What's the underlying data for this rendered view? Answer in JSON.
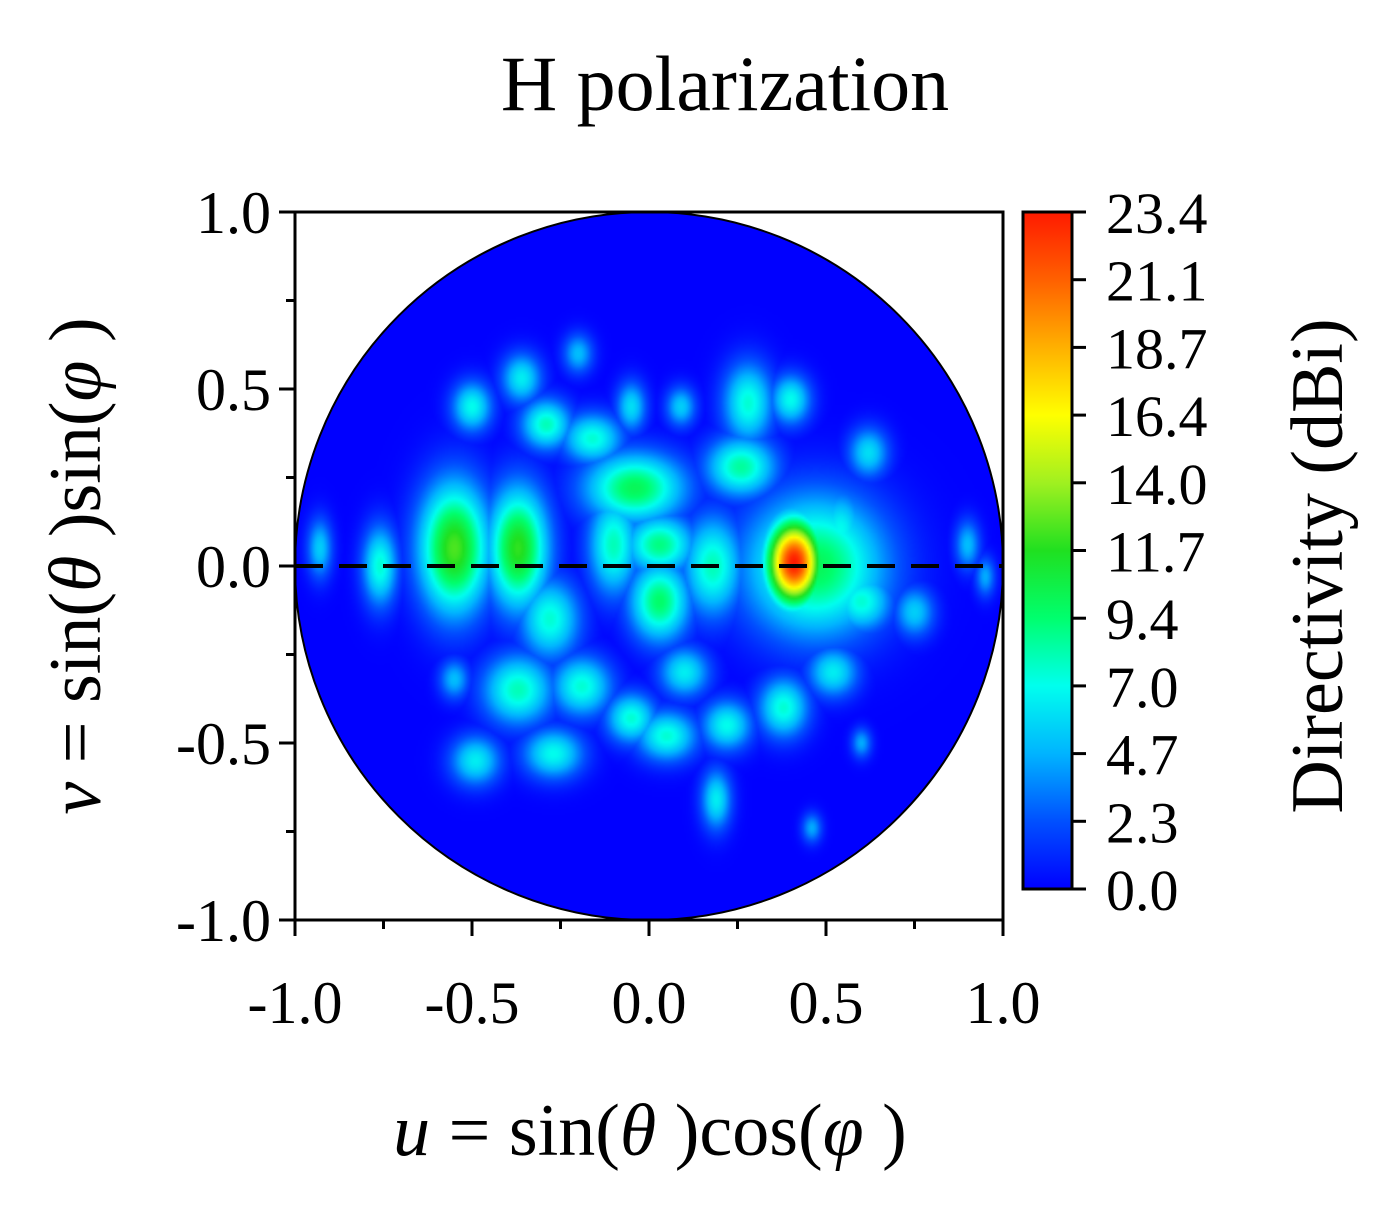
{
  "chart_data": {
    "type": "heatmap",
    "title": "H polarization",
    "xlabel": {
      "var": "u",
      "eq": " = sin(",
      "theta": "θ",
      "mid": " )cos(",
      "phi": "φ",
      "end": " )"
    },
    "ylabel": {
      "var": "v",
      "eq": " = sin(",
      "theta": "θ",
      "mid": " )sin(",
      "phi": "φ",
      "end": " )"
    },
    "xlim": [
      -1.0,
      1.0
    ],
    "ylim": [
      -1.0,
      1.0
    ],
    "x_ticks": [
      "-1.0",
      "-0.5",
      "0.0",
      "0.5",
      "1.0"
    ],
    "y_ticks": [
      "1.0",
      "0.5",
      "0.0",
      "-0.5",
      "-1.0"
    ],
    "x_tick_values": [
      -1.0,
      -0.5,
      0.0,
      0.5,
      1.0
    ],
    "y_tick_values": [
      1.0,
      0.5,
      0.0,
      -0.5,
      -1.0
    ],
    "dashed_line": {
      "v": 0.0,
      "from_u": -1.0,
      "to_u": 1.0
    },
    "colorbar": {
      "label": "Directivity (dBi)",
      "min": 0.0,
      "max": 23.4,
      "ticks": [
        "23.4",
        "21.1",
        "18.7",
        "16.4",
        "14.0",
        "11.7",
        "9.4",
        "7.0",
        "4.7",
        "2.3",
        "0.0"
      ],
      "colors": [
        "#0000ff",
        "#0050ff",
        "#00b4ff",
        "#00ffee",
        "#00ff6e",
        "#20e020",
        "#a0f020",
        "#ffff00",
        "#ffb000",
        "#ff6000",
        "#ff1a00"
      ]
    },
    "background_value": 0.0,
    "hotspots": [
      {
        "u": 0.41,
        "v": 0.01,
        "value": 23.4,
        "su": 0.055,
        "sv": 0.085
      },
      {
        "u": 0.47,
        "v": 0.0,
        "value": 10.0,
        "su": 0.14,
        "sv": 0.14
      },
      {
        "u": -0.55,
        "v": 0.05,
        "value": 12.5,
        "su": 0.07,
        "sv": 0.13
      },
      {
        "u": -0.37,
        "v": 0.05,
        "value": 12.0,
        "su": 0.06,
        "sv": 0.12
      },
      {
        "u": -0.76,
        "v": 0.0,
        "value": 7.5,
        "su": 0.035,
        "sv": 0.08
      },
      {
        "u": -0.93,
        "v": 0.05,
        "value": 5.5,
        "su": 0.025,
        "sv": 0.06
      },
      {
        "u": -0.04,
        "v": 0.22,
        "value": 10.0,
        "su": 0.1,
        "sv": 0.07
      },
      {
        "u": 0.03,
        "v": 0.06,
        "value": 9.0,
        "su": 0.07,
        "sv": 0.06
      },
      {
        "u": -0.1,
        "v": 0.06,
        "value": 8.0,
        "su": 0.05,
        "sv": 0.1
      },
      {
        "u": 0.03,
        "v": -0.1,
        "value": 9.5,
        "su": 0.06,
        "sv": 0.08
      },
      {
        "u": 0.18,
        "v": 0.0,
        "value": 8.0,
        "su": 0.06,
        "sv": 0.1
      },
      {
        "u": 0.26,
        "v": 0.28,
        "value": 8.5,
        "su": 0.07,
        "sv": 0.06
      },
      {
        "u": 0.28,
        "v": 0.46,
        "value": 7.5,
        "su": 0.05,
        "sv": 0.08
      },
      {
        "u": 0.4,
        "v": 0.47,
        "value": 7.0,
        "su": 0.04,
        "sv": 0.05
      },
      {
        "u": 0.54,
        "v": 0.1,
        "value": 7.0,
        "su": 0.05,
        "sv": 0.08
      },
      {
        "u": 0.6,
        "v": -0.1,
        "value": 7.5,
        "su": 0.06,
        "sv": 0.06
      },
      {
        "u": 0.62,
        "v": 0.32,
        "value": 6.0,
        "su": 0.04,
        "sv": 0.05
      },
      {
        "u": 0.75,
        "v": -0.13,
        "value": 5.5,
        "su": 0.04,
        "sv": 0.05
      },
      {
        "u": 0.9,
        "v": 0.06,
        "value": 5.0,
        "su": 0.025,
        "sv": 0.05
      },
      {
        "u": 0.95,
        "v": -0.03,
        "value": 4.5,
        "su": 0.02,
        "sv": 0.04
      },
      {
        "u": -0.5,
        "v": 0.45,
        "value": 7.0,
        "su": 0.04,
        "sv": 0.05
      },
      {
        "u": -0.36,
        "v": 0.53,
        "value": 6.5,
        "su": 0.04,
        "sv": 0.05
      },
      {
        "u": -0.29,
        "v": 0.4,
        "value": 8.0,
        "su": 0.05,
        "sv": 0.05
      },
      {
        "u": -0.16,
        "v": 0.36,
        "value": 7.5,
        "su": 0.06,
        "sv": 0.05
      },
      {
        "u": -0.2,
        "v": 0.6,
        "value": 5.0,
        "su": 0.03,
        "sv": 0.04
      },
      {
        "u": -0.05,
        "v": 0.45,
        "value": 6.0,
        "su": 0.03,
        "sv": 0.05
      },
      {
        "u": 0.09,
        "v": 0.45,
        "value": 5.5,
        "su": 0.03,
        "sv": 0.04
      },
      {
        "u": -0.28,
        "v": -0.15,
        "value": 7.5,
        "su": 0.06,
        "sv": 0.08
      },
      {
        "u": -0.37,
        "v": -0.35,
        "value": 8.0,
        "su": 0.07,
        "sv": 0.07
      },
      {
        "u": -0.19,
        "v": -0.34,
        "value": 7.5,
        "su": 0.06,
        "sv": 0.06
      },
      {
        "u": -0.49,
        "v": -0.55,
        "value": 6.5,
        "su": 0.05,
        "sv": 0.05
      },
      {
        "u": -0.27,
        "v": -0.53,
        "value": 7.0,
        "su": 0.06,
        "sv": 0.05
      },
      {
        "u": -0.05,
        "v": -0.43,
        "value": 7.5,
        "su": 0.05,
        "sv": 0.05
      },
      {
        "u": 0.1,
        "v": -0.3,
        "value": 6.5,
        "su": 0.05,
        "sv": 0.05
      },
      {
        "u": 0.05,
        "v": -0.48,
        "value": 7.5,
        "su": 0.06,
        "sv": 0.05
      },
      {
        "u": 0.22,
        "v": -0.45,
        "value": 7.0,
        "su": 0.05,
        "sv": 0.05
      },
      {
        "u": 0.19,
        "v": -0.66,
        "value": 6.5,
        "su": 0.03,
        "sv": 0.06
      },
      {
        "u": 0.38,
        "v": -0.4,
        "value": 7.5,
        "su": 0.05,
        "sv": 0.06
      },
      {
        "u": 0.52,
        "v": -0.3,
        "value": 6.5,
        "su": 0.05,
        "sv": 0.05
      },
      {
        "u": -0.55,
        "v": -0.32,
        "value": 5.0,
        "su": 0.03,
        "sv": 0.04
      },
      {
        "u": 0.6,
        "v": -0.5,
        "value": 4.5,
        "su": 0.02,
        "sv": 0.03
      },
      {
        "u": 0.46,
        "v": -0.74,
        "value": 4.5,
        "su": 0.02,
        "sv": 0.03
      }
    ]
  }
}
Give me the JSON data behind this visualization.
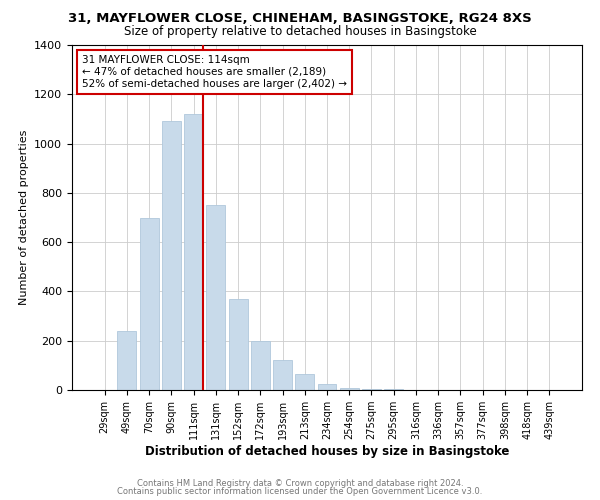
{
  "title1": "31, MAYFLOWER CLOSE, CHINEHAM, BASINGSTOKE, RG24 8XS",
  "title2": "Size of property relative to detached houses in Basingstoke",
  "xlabel": "Distribution of detached houses by size in Basingstoke",
  "ylabel": "Number of detached properties",
  "footnote1": "Contains HM Land Registry data © Crown copyright and database right 2024.",
  "footnote2": "Contains public sector information licensed under the Open Government Licence v3.0.",
  "bar_color": "#c8daea",
  "bar_edge_color": "#b0c8dc",
  "property_line_color": "#cc0000",
  "annotation_box_color": "#cc0000",
  "categories": [
    "29sqm",
    "49sqm",
    "70sqm",
    "90sqm",
    "111sqm",
    "131sqm",
    "152sqm",
    "172sqm",
    "193sqm",
    "213sqm",
    "234sqm",
    "254sqm",
    "275sqm",
    "295sqm",
    "316sqm",
    "336sqm",
    "357sqm",
    "377sqm",
    "398sqm",
    "418sqm",
    "439sqm"
  ],
  "values": [
    0,
    240,
    700,
    1090,
    1120,
    750,
    370,
    200,
    120,
    65,
    25,
    10,
    5,
    3,
    2,
    1,
    1,
    1,
    0,
    0,
    0
  ],
  "property_label": "31 MAYFLOWER CLOSE: 114sqm",
  "annotation_line1": "← 47% of detached houses are smaller (2,189)",
  "annotation_line2": "52% of semi-detached houses are larger (2,402) →",
  "property_bin_index": 4,
  "ylim": [
    0,
    1400
  ],
  "yticks": [
    0,
    200,
    400,
    600,
    800,
    1000,
    1200,
    1400
  ],
  "background_color": "#ffffff",
  "grid_color": "#cccccc"
}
· · · · · · ·
*Do this:* Determine how many lines contain the word "CLOSE" and reply with that number alone.

*Task response:* 2